** Start Data provided **
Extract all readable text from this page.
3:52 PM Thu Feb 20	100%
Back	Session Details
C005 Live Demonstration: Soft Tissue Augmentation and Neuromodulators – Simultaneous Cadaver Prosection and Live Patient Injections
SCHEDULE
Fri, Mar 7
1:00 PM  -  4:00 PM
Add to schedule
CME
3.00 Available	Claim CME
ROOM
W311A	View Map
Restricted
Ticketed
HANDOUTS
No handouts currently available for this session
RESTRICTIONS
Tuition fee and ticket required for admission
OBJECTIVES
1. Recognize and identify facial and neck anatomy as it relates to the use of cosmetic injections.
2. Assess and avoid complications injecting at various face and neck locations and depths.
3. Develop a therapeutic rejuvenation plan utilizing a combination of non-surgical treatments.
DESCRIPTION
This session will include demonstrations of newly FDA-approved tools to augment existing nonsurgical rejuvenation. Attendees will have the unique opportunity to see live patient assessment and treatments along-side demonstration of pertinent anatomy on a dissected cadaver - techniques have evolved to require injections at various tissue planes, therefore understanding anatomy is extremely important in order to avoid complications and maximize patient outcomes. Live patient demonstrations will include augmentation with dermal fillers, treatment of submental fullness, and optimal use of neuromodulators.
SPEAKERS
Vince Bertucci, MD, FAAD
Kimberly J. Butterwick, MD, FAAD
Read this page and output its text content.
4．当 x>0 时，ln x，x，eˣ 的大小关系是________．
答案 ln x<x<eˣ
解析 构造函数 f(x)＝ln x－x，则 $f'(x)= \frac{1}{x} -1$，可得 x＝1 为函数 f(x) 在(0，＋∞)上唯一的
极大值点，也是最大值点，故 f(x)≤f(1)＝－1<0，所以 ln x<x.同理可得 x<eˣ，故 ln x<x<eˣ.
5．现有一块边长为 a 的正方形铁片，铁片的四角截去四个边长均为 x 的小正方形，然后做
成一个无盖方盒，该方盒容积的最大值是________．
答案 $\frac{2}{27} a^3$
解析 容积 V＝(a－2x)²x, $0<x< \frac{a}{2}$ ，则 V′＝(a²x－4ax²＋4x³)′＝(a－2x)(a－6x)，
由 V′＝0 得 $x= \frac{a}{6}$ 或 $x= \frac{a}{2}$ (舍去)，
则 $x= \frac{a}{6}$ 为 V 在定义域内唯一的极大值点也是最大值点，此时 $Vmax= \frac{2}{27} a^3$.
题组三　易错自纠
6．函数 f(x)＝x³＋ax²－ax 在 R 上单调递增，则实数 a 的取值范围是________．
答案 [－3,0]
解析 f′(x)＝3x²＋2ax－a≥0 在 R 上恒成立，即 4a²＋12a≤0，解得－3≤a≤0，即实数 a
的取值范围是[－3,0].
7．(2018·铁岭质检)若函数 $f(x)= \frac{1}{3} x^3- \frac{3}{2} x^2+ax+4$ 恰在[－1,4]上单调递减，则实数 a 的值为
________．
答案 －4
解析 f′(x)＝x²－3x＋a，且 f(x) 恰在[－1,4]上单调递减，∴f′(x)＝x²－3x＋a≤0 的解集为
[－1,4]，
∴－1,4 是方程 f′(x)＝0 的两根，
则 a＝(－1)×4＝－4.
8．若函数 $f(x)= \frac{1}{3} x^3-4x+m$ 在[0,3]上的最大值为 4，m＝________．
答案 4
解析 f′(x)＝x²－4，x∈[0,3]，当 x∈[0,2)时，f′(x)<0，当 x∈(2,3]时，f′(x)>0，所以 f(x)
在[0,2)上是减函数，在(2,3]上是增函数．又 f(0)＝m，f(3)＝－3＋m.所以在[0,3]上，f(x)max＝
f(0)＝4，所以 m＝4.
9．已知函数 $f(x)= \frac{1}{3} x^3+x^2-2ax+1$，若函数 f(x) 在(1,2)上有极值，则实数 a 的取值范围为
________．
** End Data provided **
• [What needs to be done]:
Your answer should be a single number: the count of lines containing the word "neck".

• [Complete answer]:
2